┌─ The data

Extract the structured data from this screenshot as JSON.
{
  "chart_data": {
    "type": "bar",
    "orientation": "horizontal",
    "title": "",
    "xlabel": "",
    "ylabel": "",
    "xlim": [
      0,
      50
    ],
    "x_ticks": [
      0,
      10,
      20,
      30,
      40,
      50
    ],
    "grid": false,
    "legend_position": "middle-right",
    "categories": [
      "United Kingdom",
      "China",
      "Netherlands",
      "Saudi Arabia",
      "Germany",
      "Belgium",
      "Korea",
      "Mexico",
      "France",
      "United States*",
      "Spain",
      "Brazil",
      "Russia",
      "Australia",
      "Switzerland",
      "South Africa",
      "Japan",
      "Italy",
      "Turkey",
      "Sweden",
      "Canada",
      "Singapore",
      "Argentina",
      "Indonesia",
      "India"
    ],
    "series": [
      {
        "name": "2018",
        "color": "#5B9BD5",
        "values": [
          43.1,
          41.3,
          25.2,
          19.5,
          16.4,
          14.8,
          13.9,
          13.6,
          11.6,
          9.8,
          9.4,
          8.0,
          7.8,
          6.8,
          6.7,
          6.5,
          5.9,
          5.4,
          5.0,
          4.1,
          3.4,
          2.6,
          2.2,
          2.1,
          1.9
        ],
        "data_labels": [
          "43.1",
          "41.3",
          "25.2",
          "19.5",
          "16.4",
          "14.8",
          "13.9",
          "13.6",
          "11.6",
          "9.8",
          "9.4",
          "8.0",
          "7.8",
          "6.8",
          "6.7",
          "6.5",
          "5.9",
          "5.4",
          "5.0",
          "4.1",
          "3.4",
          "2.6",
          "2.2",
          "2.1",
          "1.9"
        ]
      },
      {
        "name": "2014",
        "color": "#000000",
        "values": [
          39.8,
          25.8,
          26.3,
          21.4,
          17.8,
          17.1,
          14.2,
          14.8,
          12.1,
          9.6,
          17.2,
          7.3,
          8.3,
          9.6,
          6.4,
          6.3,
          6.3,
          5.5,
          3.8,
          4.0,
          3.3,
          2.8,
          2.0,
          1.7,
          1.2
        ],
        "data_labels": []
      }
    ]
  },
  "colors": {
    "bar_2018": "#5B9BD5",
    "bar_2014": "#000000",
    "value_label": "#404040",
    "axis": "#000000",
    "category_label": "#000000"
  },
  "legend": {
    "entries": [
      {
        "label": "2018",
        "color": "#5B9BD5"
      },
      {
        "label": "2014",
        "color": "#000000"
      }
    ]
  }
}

└─

_Given instruction_. Output all of the data again. Match it exactly.

_Solution below_.
Extract the structured data from this screenshot as JSON.
{
  "chart_data": {
    "type": "bar",
    "orientation": "horizontal",
    "title": "",
    "xlabel": "",
    "ylabel": "",
    "xlim": [
      0,
      50
    ],
    "x_ticks": [
      0,
      10,
      20,
      30,
      40,
      50
    ],
    "grid": false,
    "legend_position": "middle-right",
    "categories": [
      "United Kingdom",
      "China",
      "Netherlands",
      "Saudi Arabia",
      "Germany",
      "Belgium",
      "Korea",
      "Mexico",
      "France",
      "United States*",
      "Spain",
      "Brazil",
      "Russia",
      "Australia",
      "Switzerland",
      "South Africa",
      "Japan",
      "Italy",
      "Turkey",
      "Sweden",
      "Canada",
      "Singapore",
      "Argentina",
      "Indonesia",
      "India"
    ],
    "series": [
      {
        "name": "2018",
        "color": "#5B9BD5",
        "values": [
          43.1,
          41.3,
          25.2,
          19.5,
          16.4,
          14.8,
          13.9,
          13.6,
          11.6,
          9.8,
          9.4,
          8.0,
          7.8,
          6.8,
          6.7,
          6.5,
          5.9,
          5.4,
          5.0,
          4.1,
          3.4,
          2.6,
          2.2,
          2.1,
          1.9
        ],
        "data_labels": [
          "43.1",
          "41.3",
          "25.2",
          "19.5",
          "16.4",
          "14.8",
          "13.9",
          "13.6",
          "11.6",
          "9.8",
          "9.4",
          "8.0",
          "7.8",
          "6.8",
          "6.7",
          "6.5",
          "5.9",
          "5.4",
          "5.0",
          "4.1",
          "3.4",
          "2.6",
          "2.2",
          "2.1",
          "1.9"
        ]
      },
      {
        "name": "2014",
        "color": "#000000",
        "values": [
          39.8,
          25.8,
          26.3,
          21.4,
          17.8,
          17.1,
          14.2,
          14.8,
          12.1,
          9.6,
          17.2,
          7.3,
          8.3,
          9.6,
          6.4,
          6.3,
          6.3,
          5.5,
          3.8,
          4.0,
          3.3,
          2.8,
          2.0,
          1.7,
          1.2
        ],
        "data_labels": []
      }
    ]
  },
  "colors": {
    "bar_2018": "#5B9BD5",
    "bar_2014": "#000000",
    "value_label": "#404040",
    "axis": "#000000",
    "category_label": "#000000"
  },
  "legend": {
    "entries": [
      {
        "label": "2018",
        "color": "#5B9BD5"
      },
      {
        "label": "2014",
        "color": "#000000"
      }
    ]
  }
}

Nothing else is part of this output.